(DATA FOR REVIEW)
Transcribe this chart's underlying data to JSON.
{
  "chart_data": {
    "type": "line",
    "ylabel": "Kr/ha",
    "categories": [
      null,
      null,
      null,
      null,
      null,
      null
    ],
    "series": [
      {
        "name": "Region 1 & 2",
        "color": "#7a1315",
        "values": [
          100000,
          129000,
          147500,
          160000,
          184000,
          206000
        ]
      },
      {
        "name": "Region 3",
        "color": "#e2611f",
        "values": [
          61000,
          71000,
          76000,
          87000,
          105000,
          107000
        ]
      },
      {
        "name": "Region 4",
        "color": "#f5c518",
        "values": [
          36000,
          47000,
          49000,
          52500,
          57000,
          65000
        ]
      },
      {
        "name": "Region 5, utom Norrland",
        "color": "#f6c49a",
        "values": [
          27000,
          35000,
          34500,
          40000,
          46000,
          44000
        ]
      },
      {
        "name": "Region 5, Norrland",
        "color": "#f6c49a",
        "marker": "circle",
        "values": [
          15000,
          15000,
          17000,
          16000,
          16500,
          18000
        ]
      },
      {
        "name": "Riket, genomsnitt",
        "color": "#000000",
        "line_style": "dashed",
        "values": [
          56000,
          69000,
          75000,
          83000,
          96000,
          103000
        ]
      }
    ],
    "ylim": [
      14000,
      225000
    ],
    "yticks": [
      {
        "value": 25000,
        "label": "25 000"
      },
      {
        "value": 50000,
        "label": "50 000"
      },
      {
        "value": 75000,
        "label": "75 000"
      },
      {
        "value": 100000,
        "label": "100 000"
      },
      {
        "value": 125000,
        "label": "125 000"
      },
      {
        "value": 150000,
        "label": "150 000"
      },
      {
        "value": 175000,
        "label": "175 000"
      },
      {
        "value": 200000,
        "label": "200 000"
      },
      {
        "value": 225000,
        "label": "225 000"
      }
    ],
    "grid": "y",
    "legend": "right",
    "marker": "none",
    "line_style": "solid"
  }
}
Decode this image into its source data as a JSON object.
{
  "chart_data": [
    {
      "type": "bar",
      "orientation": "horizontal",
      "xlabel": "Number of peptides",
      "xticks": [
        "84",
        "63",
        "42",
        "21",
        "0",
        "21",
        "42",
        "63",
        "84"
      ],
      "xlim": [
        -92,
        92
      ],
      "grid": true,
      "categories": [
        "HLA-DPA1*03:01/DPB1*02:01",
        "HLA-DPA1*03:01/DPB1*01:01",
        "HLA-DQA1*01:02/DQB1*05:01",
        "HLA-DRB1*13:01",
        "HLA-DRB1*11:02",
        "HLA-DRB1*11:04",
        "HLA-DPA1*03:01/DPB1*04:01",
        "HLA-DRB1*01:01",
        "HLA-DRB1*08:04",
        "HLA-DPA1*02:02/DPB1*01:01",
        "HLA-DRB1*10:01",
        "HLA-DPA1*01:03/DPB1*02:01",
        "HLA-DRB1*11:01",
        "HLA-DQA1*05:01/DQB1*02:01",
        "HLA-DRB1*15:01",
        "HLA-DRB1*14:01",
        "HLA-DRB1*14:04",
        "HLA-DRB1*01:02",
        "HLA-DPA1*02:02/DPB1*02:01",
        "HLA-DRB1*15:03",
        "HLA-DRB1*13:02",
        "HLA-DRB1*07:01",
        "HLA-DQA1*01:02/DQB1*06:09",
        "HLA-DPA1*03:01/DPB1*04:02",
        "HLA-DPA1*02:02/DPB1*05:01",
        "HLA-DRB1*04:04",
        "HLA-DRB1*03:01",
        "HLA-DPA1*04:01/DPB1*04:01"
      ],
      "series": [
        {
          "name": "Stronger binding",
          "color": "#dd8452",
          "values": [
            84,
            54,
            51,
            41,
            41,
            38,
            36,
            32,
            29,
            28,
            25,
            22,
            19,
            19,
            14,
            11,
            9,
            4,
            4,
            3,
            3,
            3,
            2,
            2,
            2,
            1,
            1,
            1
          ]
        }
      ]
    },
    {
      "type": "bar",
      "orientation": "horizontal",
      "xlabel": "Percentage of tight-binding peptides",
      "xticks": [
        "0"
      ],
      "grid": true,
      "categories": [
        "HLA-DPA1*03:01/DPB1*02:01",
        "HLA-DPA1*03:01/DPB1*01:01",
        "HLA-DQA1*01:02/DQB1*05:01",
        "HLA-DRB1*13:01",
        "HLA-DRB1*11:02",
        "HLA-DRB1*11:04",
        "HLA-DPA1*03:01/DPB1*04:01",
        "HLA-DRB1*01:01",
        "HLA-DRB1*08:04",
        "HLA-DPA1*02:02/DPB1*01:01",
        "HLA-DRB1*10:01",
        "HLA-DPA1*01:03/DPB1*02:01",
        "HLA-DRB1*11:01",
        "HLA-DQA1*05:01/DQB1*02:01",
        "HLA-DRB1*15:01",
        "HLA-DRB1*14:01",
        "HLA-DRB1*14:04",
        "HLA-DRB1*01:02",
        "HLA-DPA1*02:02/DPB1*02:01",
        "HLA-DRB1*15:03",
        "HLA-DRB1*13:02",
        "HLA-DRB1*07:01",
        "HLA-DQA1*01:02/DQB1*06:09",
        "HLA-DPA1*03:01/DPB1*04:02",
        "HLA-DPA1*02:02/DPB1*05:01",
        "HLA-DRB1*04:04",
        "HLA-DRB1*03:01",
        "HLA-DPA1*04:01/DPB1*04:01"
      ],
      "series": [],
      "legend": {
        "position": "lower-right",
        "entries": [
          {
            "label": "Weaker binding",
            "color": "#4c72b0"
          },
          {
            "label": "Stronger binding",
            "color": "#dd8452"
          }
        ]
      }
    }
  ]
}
(End DATA FOR REVIEW)
ASSIGNED TASK: Whatever the entries above contain, reproduce all of them exactly.

TASK ANSWER:
Transcribe this chart's underlying data to JSON.
{
  "chart_data": {
    "type": "line",
    "ylabel": "Kr/ha",
    "categories": [
      null,
      null,
      null,
      null,
      null,
      null
    ],
    "series": [
      {
        "name": "Region 1 & 2",
        "color": "#7a1315",
        "values": [
          100000,
          129000,
          147500,
          160000,
          184000,
          206000
        ]
      },
      {
        "name": "Region 3",
        "color": "#e2611f",
        "values": [
          61000,
          71000,
          76000,
          87000,
          105000,
          107000
        ]
      },
      {
        "name": "Region 4",
        "color": "#f5c518",
        "values": [
          36000,
          47000,
          49000,
          52500,
          57000,
          65000
        ]
      },
      {
        "name": "Region 5, utom Norrland",
        "color": "#f6c49a",
        "values": [
          27000,
          35000,
          34500,
          40000,
          46000,
          44000
        ]
      },
      {
        "name": "Region 5, Norrland",
        "color": "#f6c49a",
        "marker": "circle",
        "values": [
          15000,
          15000,
          17000,
          16000,
          16500,
          18000
        ]
      },
      {
        "name": "Riket, genomsnitt",
        "color": "#000000",
        "line_style": "dashed",
        "values": [
          56000,
          69000,
          75000,
          83000,
          96000,
          103000
        ]
      }
    ],
    "ylim": [
      14000,
      225000
    ],
    "yticks": [
      {
        "value": 25000,
        "label": "25 000"
      },
      {
        "value": 50000,
        "label": "50 000"
      },
      {
        "value": 75000,
        "label": "75 000"
      },
      {
        "value": 100000,
        "label": "100 000"
      },
      {
        "value": 125000,
        "label": "125 000"
      },
      {
        "value": 150000,
        "label": "150 000"
      },
      {
        "value": 175000,
        "label": "175 000"
      },
      {
        "value": 200000,
        "label": "200 000"
      },
      {
        "value": 225000,
        "label": "225 000"
      }
    ],
    "grid": "y",
    "legend": "right",
    "marker": "none",
    "line_style": "solid"
  }
}
Decode this image into its source data as a JSON object.
{
  "chart_data": [
    {
      "type": "bar",
      "orientation": "horizontal",
      "xlabel": "Number of peptides",
      "xticks": [
        "84",
        "63",
        "42",
        "21",
        "0",
        "21",
        "42",
        "63",
        "84"
      ],
      "xlim": [
        -92,
        92
      ],
      "grid": true,
      "categories": [
        "HLA-DPA1*03:01/DPB1*02:01",
        "HLA-DPA1*03:01/DPB1*01:01",
        "HLA-DQA1*01:02/DQB1*05:01",
        "HLA-DRB1*13:01",
        "HLA-DRB1*11:02",
        "HLA-DRB1*11:04",
        "HLA-DPA1*03:01/DPB1*04:01",
        "HLA-DRB1*01:01",
        "HLA-DRB1*08:04",
        "HLA-DPA1*02:02/DPB1*01:01",
        "HLA-DRB1*10:01",
        "HLA-DPA1*01:03/DPB1*02:01",
        "HLA-DRB1*11:01",
        "HLA-DQA1*05:01/DQB1*02:01",
        "HLA-DRB1*15:01",
        "HLA-DRB1*14:01",
        "HLA-DRB1*14:04",
        "HLA-DRB1*01:02",
        "HLA-DPA1*02:02/DPB1*02:01",
        "HLA-DRB1*15:03",
        "HLA-DRB1*13:02",
        "HLA-DRB1*07:01",
        "HLA-DQA1*01:02/DQB1*06:09",
        "HLA-DPA1*03:01/DPB1*04:02",
        "HLA-DPA1*02:02/DPB1*05:01",
        "HLA-DRB1*04:04",
        "HLA-DRB1*03:01",
        "HLA-DPA1*04:01/DPB1*04:01"
      ],
      "series": [
        {
          "name": "Stronger binding",
          "color": "#dd8452",
          "values": [
            84,
            54,
            51,
            41,
            41,
            38,
            36,
            32,
            29,
            28,
            25,
            22,
            19,
            19,
            14,
            11,
            9,
            4,
            4,
            3,
            3,
            3,
            2,
            2,
            2,
            1,
            1,
            1
          ]
        }
      ]
    },
    {
      "type": "bar",
      "orientation": "horizontal",
      "xlabel": "Percentage of tight-binding peptides",
      "xticks": [
        "0"
      ],
      "grid": true,
      "categories": [
        "HLA-DPA1*03:01/DPB1*02:01",
        "HLA-DPA1*03:01/DPB1*01:01",
        "HLA-DQA1*01:02/DQB1*05:01",
        "HLA-DRB1*13:01",
        "HLA-DRB1*11:02",
        "HLA-DRB1*11:04",
        "HLA-DPA1*03:01/DPB1*04:01",
        "HLA-DRB1*01:01",
        "HLA-DRB1*08:04",
        "HLA-DPA1*02:02/DPB1*01:01",
        "HLA-DRB1*10:01",
        "HLA-DPA1*01:03/DPB1*02:01",
        "HLA-DRB1*11:01",
        "HLA-DQA1*05:01/DQB1*02:01",
        "HLA-DRB1*15:01",
        "HLA-DRB1*14:01",
        "HLA-DRB1*14:04",
        "HLA-DRB1*01:02",
        "HLA-DPA1*02:02/DPB1*02:01",
        "HLA-DRB1*15:03",
        "HLA-DRB1*13:02",
        "HLA-DRB1*07:01",
        "HLA-DQA1*01:02/DQB1*06:09",
        "HLA-DPA1*03:01/DPB1*04:02",
        "HLA-DPA1*02:02/DPB1*05:01",
        "HLA-DRB1*04:04",
        "HLA-DRB1*03:01",
        "HLA-DPA1*04:01/DPB1*04:01"
      ],
      "series": [],
      "legend": {
        "position": "lower-right",
        "entries": [
          {
            "label": "Weaker binding",
            "color": "#4c72b0"
          },
          {
            "label": "Stronger binding",
            "color": "#dd8452"
          }
        ]
      }
    }
  ]
}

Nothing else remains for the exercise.